= Stated goal =
Find all lines in the records that include the word "voto", and copy them out.

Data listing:
┄┄┄┄┄┄

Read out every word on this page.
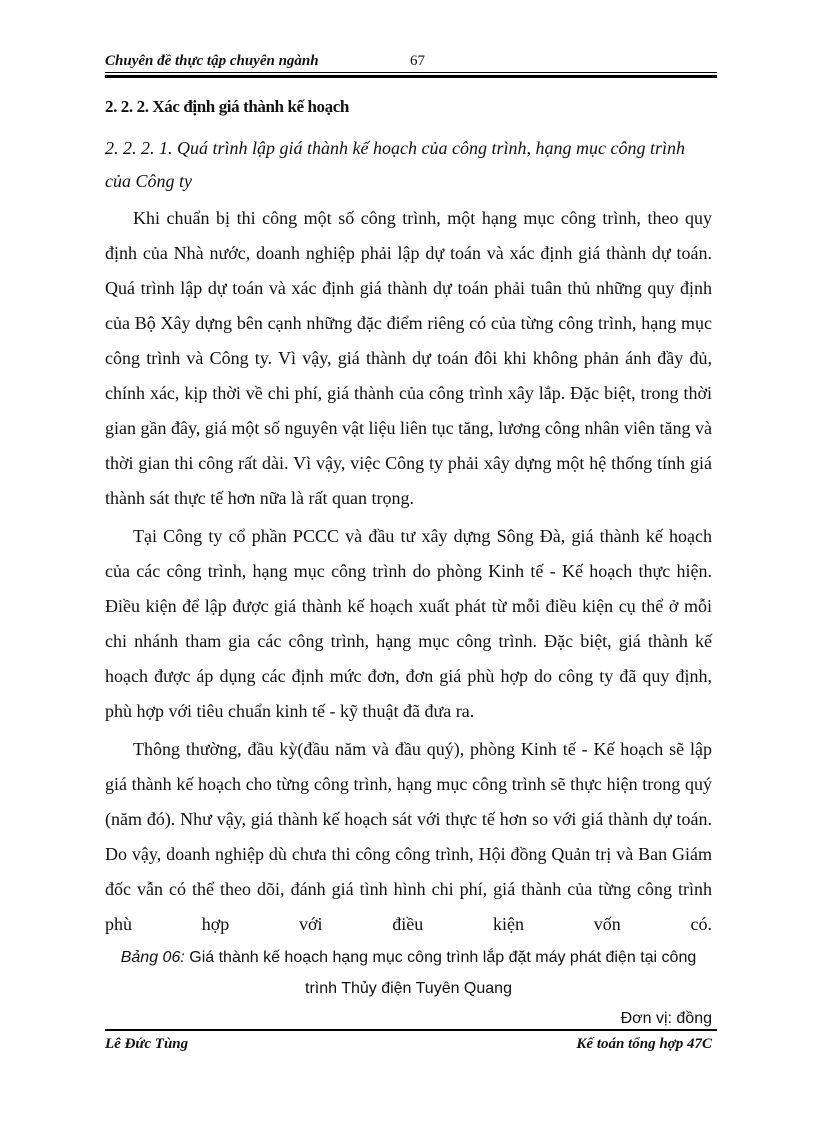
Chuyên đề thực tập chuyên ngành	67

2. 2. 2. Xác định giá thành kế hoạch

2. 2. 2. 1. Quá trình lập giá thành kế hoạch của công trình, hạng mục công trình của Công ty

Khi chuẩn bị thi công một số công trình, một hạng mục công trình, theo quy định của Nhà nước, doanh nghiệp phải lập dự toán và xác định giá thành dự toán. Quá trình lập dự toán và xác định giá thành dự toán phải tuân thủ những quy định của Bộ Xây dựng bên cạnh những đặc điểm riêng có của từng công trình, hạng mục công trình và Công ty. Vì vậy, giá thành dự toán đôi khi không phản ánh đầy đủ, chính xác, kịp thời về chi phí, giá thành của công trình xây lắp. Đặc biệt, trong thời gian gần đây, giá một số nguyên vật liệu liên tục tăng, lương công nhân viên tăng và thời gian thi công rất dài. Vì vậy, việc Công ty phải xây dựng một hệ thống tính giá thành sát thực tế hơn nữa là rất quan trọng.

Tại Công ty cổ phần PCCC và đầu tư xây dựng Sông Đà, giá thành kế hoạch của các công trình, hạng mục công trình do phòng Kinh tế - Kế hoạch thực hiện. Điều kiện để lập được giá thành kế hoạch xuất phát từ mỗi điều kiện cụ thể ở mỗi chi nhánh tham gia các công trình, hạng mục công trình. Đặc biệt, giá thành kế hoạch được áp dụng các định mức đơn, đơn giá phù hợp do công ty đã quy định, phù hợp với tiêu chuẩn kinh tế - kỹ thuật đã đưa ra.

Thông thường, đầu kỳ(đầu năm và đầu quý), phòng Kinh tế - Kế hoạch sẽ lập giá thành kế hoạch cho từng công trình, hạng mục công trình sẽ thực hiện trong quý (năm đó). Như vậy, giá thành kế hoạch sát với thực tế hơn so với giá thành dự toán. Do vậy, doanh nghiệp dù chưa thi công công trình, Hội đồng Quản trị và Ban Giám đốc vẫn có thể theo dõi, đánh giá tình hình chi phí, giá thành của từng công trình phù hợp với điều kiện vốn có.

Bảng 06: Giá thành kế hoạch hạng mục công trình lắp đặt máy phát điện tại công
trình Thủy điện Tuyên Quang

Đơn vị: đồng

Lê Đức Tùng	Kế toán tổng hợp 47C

┄┄┄┄┄┄

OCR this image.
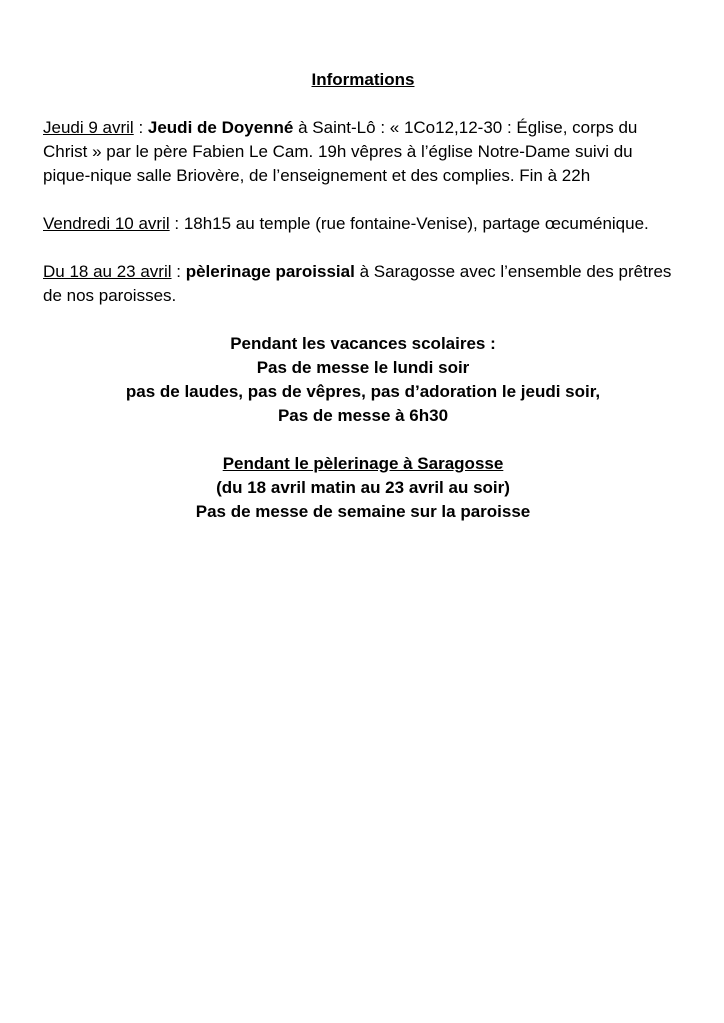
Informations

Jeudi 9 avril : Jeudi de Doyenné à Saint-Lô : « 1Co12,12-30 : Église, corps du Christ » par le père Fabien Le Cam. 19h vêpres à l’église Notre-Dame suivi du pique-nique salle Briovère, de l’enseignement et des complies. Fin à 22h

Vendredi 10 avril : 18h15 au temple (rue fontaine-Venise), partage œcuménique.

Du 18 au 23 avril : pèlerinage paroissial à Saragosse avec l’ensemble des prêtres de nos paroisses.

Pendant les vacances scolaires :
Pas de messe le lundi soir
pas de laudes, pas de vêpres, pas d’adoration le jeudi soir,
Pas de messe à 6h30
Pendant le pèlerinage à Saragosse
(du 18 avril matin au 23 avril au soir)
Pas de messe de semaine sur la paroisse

┄┄┄┄┄┄

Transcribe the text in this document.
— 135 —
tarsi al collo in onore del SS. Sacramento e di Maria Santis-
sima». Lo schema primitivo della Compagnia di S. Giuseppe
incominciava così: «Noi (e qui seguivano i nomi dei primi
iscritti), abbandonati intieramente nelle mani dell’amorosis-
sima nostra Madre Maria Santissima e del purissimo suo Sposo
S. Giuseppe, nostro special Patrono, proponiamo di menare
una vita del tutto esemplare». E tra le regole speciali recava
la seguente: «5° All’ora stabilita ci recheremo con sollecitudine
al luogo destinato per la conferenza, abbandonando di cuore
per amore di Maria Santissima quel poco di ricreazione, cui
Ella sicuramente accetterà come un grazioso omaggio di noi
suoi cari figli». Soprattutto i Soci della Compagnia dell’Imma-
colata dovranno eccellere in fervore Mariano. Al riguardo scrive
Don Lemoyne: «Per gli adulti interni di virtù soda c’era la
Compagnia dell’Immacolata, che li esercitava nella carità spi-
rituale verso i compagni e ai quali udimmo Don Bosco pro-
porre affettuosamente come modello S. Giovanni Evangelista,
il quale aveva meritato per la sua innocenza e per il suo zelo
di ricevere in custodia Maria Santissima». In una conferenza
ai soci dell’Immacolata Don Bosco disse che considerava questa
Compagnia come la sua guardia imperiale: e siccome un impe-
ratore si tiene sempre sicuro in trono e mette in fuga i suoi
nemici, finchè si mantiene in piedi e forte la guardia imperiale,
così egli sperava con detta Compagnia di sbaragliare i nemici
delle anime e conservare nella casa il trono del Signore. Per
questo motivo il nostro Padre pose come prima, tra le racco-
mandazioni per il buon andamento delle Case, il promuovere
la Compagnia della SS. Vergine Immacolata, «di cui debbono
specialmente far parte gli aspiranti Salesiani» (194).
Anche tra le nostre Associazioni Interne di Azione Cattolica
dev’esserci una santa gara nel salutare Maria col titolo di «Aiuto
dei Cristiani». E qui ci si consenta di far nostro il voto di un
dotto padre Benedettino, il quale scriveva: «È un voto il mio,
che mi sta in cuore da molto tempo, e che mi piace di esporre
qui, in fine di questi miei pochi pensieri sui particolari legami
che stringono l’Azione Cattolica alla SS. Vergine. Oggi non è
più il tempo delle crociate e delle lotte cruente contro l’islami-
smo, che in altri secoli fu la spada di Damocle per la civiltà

┄┄┄┄┄┄

= The output =
dei Cristiani». E qui ci si consenta di far nostro il voto di un
dotto padre Benedettino, il quale scriveva: «È un voto il mio,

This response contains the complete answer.